▶ Work to complete
Set down the full listing exactly, character for character.

+++++

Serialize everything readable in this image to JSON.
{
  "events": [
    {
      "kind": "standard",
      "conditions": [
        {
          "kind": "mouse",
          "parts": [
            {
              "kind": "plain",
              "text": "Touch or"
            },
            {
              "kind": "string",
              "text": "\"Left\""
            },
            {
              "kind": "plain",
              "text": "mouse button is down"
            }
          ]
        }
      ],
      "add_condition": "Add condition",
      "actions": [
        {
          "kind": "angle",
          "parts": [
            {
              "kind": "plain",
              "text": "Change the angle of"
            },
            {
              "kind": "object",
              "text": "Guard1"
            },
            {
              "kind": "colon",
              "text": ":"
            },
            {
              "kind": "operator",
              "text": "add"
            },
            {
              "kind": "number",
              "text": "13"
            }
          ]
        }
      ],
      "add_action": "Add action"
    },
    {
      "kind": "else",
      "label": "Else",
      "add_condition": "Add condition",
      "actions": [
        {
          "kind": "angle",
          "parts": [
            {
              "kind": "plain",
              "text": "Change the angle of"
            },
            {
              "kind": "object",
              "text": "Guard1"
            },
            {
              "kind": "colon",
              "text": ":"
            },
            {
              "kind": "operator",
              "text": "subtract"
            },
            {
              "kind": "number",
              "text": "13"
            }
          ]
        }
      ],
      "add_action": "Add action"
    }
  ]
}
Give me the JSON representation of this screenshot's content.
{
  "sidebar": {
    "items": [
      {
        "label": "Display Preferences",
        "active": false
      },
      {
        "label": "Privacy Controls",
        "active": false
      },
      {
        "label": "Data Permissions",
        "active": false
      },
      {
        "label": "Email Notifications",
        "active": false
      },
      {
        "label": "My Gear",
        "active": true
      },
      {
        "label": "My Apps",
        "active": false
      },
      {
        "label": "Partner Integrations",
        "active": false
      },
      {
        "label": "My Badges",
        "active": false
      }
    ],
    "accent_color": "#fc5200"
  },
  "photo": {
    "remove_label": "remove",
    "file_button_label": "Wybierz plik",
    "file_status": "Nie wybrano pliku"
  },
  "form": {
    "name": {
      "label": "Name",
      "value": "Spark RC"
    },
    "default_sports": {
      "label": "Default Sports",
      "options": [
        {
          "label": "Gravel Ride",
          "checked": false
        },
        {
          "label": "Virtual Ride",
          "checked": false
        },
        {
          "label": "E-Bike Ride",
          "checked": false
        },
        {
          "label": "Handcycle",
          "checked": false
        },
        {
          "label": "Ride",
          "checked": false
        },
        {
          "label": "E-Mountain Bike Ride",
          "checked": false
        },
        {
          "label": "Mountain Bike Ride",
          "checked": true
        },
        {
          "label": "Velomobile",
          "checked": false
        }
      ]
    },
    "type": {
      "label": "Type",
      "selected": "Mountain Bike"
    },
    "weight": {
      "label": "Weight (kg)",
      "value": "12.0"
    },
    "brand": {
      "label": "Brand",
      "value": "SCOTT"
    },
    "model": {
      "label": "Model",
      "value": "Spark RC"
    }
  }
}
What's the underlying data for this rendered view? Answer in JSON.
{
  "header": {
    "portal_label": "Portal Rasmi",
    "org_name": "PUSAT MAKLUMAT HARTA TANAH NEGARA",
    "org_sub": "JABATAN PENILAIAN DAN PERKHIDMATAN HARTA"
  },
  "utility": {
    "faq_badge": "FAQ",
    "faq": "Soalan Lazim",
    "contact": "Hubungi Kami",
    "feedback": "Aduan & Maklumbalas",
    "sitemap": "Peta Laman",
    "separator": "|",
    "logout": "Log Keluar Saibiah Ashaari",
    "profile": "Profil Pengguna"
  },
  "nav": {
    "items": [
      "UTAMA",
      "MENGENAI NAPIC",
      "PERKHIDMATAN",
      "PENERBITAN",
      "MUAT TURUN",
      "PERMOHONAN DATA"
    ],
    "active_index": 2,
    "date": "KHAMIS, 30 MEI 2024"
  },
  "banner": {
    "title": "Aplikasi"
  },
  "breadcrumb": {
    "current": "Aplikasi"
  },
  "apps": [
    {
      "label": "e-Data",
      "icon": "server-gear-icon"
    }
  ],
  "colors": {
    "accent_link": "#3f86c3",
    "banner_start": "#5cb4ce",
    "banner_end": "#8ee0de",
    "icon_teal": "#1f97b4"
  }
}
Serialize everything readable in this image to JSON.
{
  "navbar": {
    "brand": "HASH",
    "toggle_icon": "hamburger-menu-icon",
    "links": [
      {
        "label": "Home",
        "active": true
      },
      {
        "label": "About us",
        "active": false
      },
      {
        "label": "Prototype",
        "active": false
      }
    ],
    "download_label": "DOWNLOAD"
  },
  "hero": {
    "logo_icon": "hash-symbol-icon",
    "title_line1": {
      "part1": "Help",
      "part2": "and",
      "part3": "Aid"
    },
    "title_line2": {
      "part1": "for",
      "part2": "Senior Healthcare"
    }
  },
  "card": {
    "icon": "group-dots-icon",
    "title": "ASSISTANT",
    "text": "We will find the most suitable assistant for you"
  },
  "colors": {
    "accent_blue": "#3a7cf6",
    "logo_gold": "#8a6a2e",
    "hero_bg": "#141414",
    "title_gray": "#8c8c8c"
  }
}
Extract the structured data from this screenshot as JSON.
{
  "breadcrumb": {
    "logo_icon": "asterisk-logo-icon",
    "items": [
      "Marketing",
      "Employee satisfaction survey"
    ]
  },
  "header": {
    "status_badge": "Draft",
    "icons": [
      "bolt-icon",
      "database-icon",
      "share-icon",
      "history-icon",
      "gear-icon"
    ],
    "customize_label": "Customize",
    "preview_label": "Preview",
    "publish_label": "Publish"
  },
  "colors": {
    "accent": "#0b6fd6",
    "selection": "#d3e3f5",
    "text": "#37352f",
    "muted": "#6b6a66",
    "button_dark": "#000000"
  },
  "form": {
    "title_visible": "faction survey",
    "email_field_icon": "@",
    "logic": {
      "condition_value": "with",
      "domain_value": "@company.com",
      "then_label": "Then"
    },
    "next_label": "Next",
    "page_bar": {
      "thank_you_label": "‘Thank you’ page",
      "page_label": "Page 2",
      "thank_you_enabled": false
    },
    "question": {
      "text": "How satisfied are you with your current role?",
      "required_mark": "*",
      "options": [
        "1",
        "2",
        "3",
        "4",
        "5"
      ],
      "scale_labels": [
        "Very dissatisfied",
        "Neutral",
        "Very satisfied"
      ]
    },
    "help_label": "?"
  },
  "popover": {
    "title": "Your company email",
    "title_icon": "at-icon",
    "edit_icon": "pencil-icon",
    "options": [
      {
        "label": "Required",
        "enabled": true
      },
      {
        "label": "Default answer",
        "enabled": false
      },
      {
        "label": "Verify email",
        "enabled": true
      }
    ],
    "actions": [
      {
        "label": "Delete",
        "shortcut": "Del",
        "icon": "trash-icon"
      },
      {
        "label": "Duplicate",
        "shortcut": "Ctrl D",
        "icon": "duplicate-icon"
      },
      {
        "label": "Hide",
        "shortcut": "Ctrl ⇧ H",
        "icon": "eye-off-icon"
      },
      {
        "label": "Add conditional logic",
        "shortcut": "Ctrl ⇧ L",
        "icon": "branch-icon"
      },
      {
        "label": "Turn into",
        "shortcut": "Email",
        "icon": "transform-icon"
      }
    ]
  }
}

+++++

▶ Answer to the problem
Serialize everything readable in this image to JSON.
{
  "events": [
    {
      "kind": "standard",
      "conditions": [
        {
          "kind": "mouse",
          "parts": [
            {
              "kind": "plain",
              "text": "Touch or"
            },
            {
              "kind": "string",
              "text": "\"Left\""
            },
            {
              "kind": "plain",
              "text": "mouse button is down"
            }
          ]
        }
      ],
      "add_condition": "Add condition",
      "actions": [
        {
          "kind": "angle",
          "parts": [
            {
              "kind": "plain",
              "text": "Change the angle of"
            },
            {
              "kind": "object",
              "text": "Guard1"
            },
            {
              "kind": "colon",
              "text": ":"
            },
            {
              "kind": "operator",
              "text": "add"
            },
            {
              "kind": "number",
              "text": "13"
            }
          ]
        }
      ],
      "add_action": "Add action"
    },
    {
      "kind": "else",
      "label": "Else",
      "add_condition": "Add condition",
      "actions": [
        {
          "kind": "angle",
          "parts": [
            {
              "kind": "plain",
              "text": "Change the angle of"
            },
            {
              "kind": "object",
              "text": "Guard1"
            },
            {
              "kind": "colon",
              "text": ":"
            },
            {
              "kind": "operator",
              "text": "subtract"
            },
            {
              "kind": "number",
              "text": "13"
            }
          ]
        }
      ],
      "add_action": "Add action"
    }
  ]
}
Give me the JSON representation of this screenshot's content.
{
  "sidebar": {
    "items": [
      {
        "label": "Display Preferences",
        "active": false
      },
      {
        "label": "Privacy Controls",
        "active": false
      },
      {
        "label": "Data Permissions",
        "active": false
      },
      {
        "label": "Email Notifications",
        "active": false
      },
      {
        "label": "My Gear",
        "active": true
      },
      {
        "label": "My Apps",
        "active": false
      },
      {
        "label": "Partner Integrations",
        "active": false
      },
      {
        "label": "My Badges",
        "active": false
      }
    ],
    "accent_color": "#fc5200"
  },
  "photo": {
    "remove_label": "remove",
    "file_button_label": "Wybierz plik",
    "file_status": "Nie wybrano pliku"
  },
  "form": {
    "name": {
      "label": "Name",
      "value": "Spark RC"
    },
    "default_sports": {
      "label": "Default Sports",
      "options": [
        {
          "label": "Gravel Ride",
          "checked": false
        },
        {
          "label": "Virtual Ride",
          "checked": false
        },
        {
          "label": "E-Bike Ride",
          "checked": false
        },
        {
          "label": "Handcycle",
          "checked": false
        },
        {
          "label": "Ride",
          "checked": false
        },
        {
          "label": "E-Mountain Bike Ride",
          "checked": false
        },
        {
          "label": "Mountain Bike Ride",
          "checked": true
        },
        {
          "label": "Velomobile",
          "checked": false
        }
      ]
    },
    "type": {
      "label": "Type",
      "selected": "Mountain Bike"
    },
    "weight": {
      "label": "Weight (kg)",
      "value": "12.0"
    },
    "brand": {
      "label": "Brand",
      "value": "SCOTT"
    },
    "model": {
      "label": "Model",
      "value": "Spark RC"
    }
  }
}
What's the underlying data for this rendered view? Answer in JSON.
{
  "header": {
    "portal_label": "Portal Rasmi",
    "org_name": "PUSAT MAKLUMAT HARTA TANAH NEGARA",
    "org_sub": "JABATAN PENILAIAN DAN PERKHIDMATAN HARTA"
  },
  "utility": {
    "faq_badge": "FAQ",
    "faq": "Soalan Lazim",
    "contact": "Hubungi Kami",
    "feedback": "Aduan & Maklumbalas",
    "sitemap": "Peta Laman",
    "separator": "|",
    "logout": "Log Keluar Saibiah Ashaari",
    "profile": "Profil Pengguna"
  },
  "nav": {
    "items": [
      "UTAMA",
      "MENGENAI NAPIC",
      "PERKHIDMATAN",
      "PENERBITAN",
      "MUAT TURUN",
      "PERMOHONAN DATA"
    ],
    "active_index": 2,
    "date": "KHAMIS, 30 MEI 2024"
  },
  "banner": {
    "title": "Aplikasi"
  },
  "breadcrumb": {
    "current": "Aplikasi"
  },
  "apps": [
    {
      "label": "e-Data",
      "icon": "server-gear-icon"
    }
  ],
  "colors": {
    "accent_link": "#3f86c3",
    "banner_start": "#5cb4ce",
    "banner_end": "#8ee0de",
    "icon_teal": "#1f97b4"
  }
}
Serialize everything readable in this image to JSON.
{
  "navbar": {
    "brand": "HASH",
    "toggle_icon": "hamburger-menu-icon",
    "links": [
      {
        "label": "Home",
        "active": true
      },
      {
        "label": "About us",
        "active": false
      },
      {
        "label": "Prototype",
        "active": false
      }
    ],
    "download_label": "DOWNLOAD"
  },
  "hero": {
    "logo_icon": "hash-symbol-icon",
    "title_line1": {
      "part1": "Help",
      "part2": "and",
      "part3": "Aid"
    },
    "title_line2": {
      "part1": "for",
      "part2": "Senior Healthcare"
    }
  },
  "card": {
    "icon": "group-dots-icon",
    "title": "ASSISTANT",
    "text": "We will find the most suitable assistant for you"
  },
  "colors": {
    "accent_blue": "#3a7cf6",
    "logo_gold": "#8a6a2e",
    "hero_bg": "#141414",
    "title_gray": "#8c8c8c"
  }
}
Extract the structured data from this screenshot as JSON.
{
  "breadcrumb": {
    "logo_icon": "asterisk-logo-icon",
    "items": [
      "Marketing",
      "Employee satisfaction survey"
    ]
  },
  "header": {
    "status_badge": "Draft",
    "icons": [
      "bolt-icon",
      "database-icon",
      "share-icon",
      "history-icon",
      "gear-icon"
    ],
    "customize_label": "Customize",
    "preview_label": "Preview",
    "publish_label": "Publish"
  },
  "colors": {
    "accent": "#0b6fd6",
    "selection": "#d3e3f5",
    "text": "#37352f",
    "muted": "#6b6a66",
    "button_dark": "#000000"
  },
  "form": {
    "title_visible": "faction survey",
    "email_field_icon": "@",
    "logic": {
      "condition_value": "with",
      "domain_value": "@company.com",
      "then_label": "Then"
    },
    "next_label": "Next",
    "page_bar": {
      "thank_you_label": "‘Thank you’ page",
      "page_label": "Page 2",
      "thank_you_enabled": false
    },
    "question": {
      "text": "How satisfied are you with your current role?",
      "required_mark": "*",
      "options": [
        "1",
        "2",
        "3",
        "4",
        "5"
      ],
      "scale_labels": [
        "Very dissatisfied",
        "Neutral",
        "Very satisfied"
      ]
    },
    "help_label": "?"
  },
  "popover": {
    "title": "Your company email",
    "title_icon": "at-icon",
    "edit_icon": "pencil-icon",
    "options": [
      {
        "label": "Required",
        "enabled": true
      },
      {
        "label": "Default answer",
        "enabled": false
      },
      {
        "label": "Verify email",
        "enabled": true
      }
    ],
    "actions": [
      {
        "label": "Delete",
        "shortcut": "Del",
        "icon": "trash-icon"
      },
      {
        "label": "Duplicate",
        "shortcut": "Ctrl D",
        "icon": "duplicate-icon"
      },
      {
        "label": "Hide",
        "shortcut": "Ctrl ⇧ H",
        "icon": "eye-off-icon"
      },
      {
        "label": "Add conditional logic",
        "shortcut": "Ctrl ⇧ L",
        "icon": "branch-icon"
      },
      {
        "label": "Turn into",
        "shortcut": "Email",
        "icon": "transform-icon"
      }
    ]
  }
}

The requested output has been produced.